EXERCISE INSTRUCTIONS: Copy all entries verbatim and keep any pictures out of the copy.

********

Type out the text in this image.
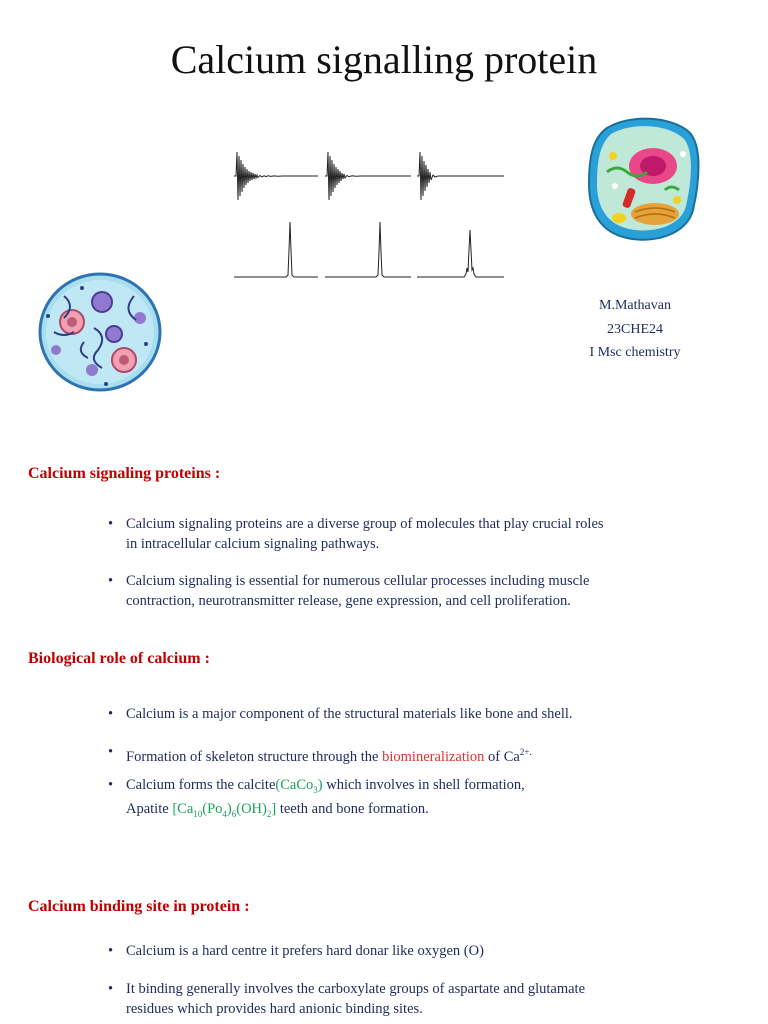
Calcium signalling protein
M.Mathavan
23CHE24
I Msc chemistry
Calcium signaling proteins :
• Calcium signaling proteins are a diverse group of molecules that play crucial roles
in intracellular calcium signaling pathways.
• Calcium signaling is essential for numerous cellular processes including muscle
contraction, neurotransmitter release, gene expression, and cell proliferation.
Biological role of calcium :
• Calcium is a major component of the structural materials like bone and shell.
• Formation of skeleton structure through the biomineralization of $Ca^{2+.}$
• Calcium forms the calcite(CaCo$_3$) which involves in shell formation,
Apatite $[Ca_{10}(Po_4)_6(OH)_2]$ teeth and bone formation.
Calcium binding site in protein :
• Calcium is a hard centre it prefers hard donar like oxygen (O)
• It binding generally involves the carboxylate groups of aspartate and glutamate
residues which provides hard anionic binding sites.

********

YOUR RESPONSE:
Type out the text in this image.
Calcium signalling protein
M.Mathavan
23CHE24
I Msc chemistry
Calcium signaling proteins :
• Calcium signaling proteins are a diverse group of molecules that play crucial roles
in intracellular calcium signaling pathways.
• Calcium signaling is essential for numerous cellular processes including muscle
contraction, neurotransmitter release, gene expression, and cell proliferation.
Biological role of calcium :
• Calcium is a major component of the structural materials like bone and shell.
• Formation of skeleton structure through the biomineralization of $Ca^{2+.}$
• Calcium forms the calcite(CaCo$_3$) which involves in shell formation,
Apatite $[Ca_{10}(Po_4)_6(OH)_2]$ teeth and bone formation.
Calcium binding site in protein :
• Calcium is a hard centre it prefers hard donar like oxygen (O)
• It binding generally involves the carboxylate groups of aspartate and glutamate
residues which provides hard anionic binding sites.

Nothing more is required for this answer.